■ 提示文
実習で、統合失調症の70代の患者さんを受け持った学生を指導したときのことです。

この患者さんは、入浴を常に拒んでしまうので、清潔ケアが課題となっていました。ある日、病院の入口で佇んでいる姿をみかけたので入浴しない理由をたずねると、「息子と温泉に行く約束をしたからそれまでは風呂に入らない」とのことでした。そのことを学生に伝えると、学生は患者さんと関わり「温泉なら入る」という言葉を引き出しました。

元データ

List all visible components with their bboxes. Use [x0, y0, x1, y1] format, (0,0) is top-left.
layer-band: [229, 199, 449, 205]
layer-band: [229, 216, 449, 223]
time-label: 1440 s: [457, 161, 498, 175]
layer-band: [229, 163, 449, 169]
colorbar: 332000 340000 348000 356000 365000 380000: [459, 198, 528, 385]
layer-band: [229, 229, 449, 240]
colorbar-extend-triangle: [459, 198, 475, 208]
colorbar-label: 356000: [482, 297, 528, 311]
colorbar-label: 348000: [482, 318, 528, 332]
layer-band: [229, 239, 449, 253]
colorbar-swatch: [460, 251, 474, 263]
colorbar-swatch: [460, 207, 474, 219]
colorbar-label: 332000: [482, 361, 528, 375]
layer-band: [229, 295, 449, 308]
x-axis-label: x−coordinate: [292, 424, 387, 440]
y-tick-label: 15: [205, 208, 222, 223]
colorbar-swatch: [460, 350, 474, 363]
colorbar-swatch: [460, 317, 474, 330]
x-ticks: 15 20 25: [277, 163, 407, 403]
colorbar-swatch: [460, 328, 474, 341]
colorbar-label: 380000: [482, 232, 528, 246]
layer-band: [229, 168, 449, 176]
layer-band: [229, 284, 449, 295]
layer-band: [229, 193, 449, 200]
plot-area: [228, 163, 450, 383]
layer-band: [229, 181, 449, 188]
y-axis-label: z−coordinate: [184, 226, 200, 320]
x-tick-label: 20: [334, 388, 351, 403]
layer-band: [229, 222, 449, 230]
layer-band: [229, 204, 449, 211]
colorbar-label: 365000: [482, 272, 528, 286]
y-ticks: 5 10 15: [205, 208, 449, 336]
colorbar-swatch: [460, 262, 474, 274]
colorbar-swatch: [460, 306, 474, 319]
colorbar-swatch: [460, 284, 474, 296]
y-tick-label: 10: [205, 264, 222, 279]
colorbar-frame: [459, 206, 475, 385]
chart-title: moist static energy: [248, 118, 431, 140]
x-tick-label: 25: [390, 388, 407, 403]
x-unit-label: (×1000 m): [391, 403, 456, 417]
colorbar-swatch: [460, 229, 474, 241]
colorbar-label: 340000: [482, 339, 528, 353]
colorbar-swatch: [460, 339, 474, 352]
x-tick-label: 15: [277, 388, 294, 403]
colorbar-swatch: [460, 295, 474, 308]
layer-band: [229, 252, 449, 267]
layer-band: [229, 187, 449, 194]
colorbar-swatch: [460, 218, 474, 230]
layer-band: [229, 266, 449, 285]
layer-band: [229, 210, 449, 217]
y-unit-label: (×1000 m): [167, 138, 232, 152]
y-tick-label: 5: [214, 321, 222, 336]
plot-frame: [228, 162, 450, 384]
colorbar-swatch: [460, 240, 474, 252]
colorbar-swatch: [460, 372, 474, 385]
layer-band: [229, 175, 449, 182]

■ 作業項目
上の提示文を、一字一句変えずに最初から最後まで書き写す。

■ 解答
実習で、統合失調症の70代の患者さんを受け持った学生を指導したときのことです。

この患者さんは、入浴を常に拒んでしまうので、清潔ケアが課題となっていました。ある日、病院の入口で佇んでいる姿をみかけたので入浴しない理由をたずねると、「息子と温泉に行く約束をしたからそれまでは風呂に入らない」とのことでした。そのことを学生に伝えると、学生は患者さんと関わり「温泉なら入る」という言葉を引き出しました。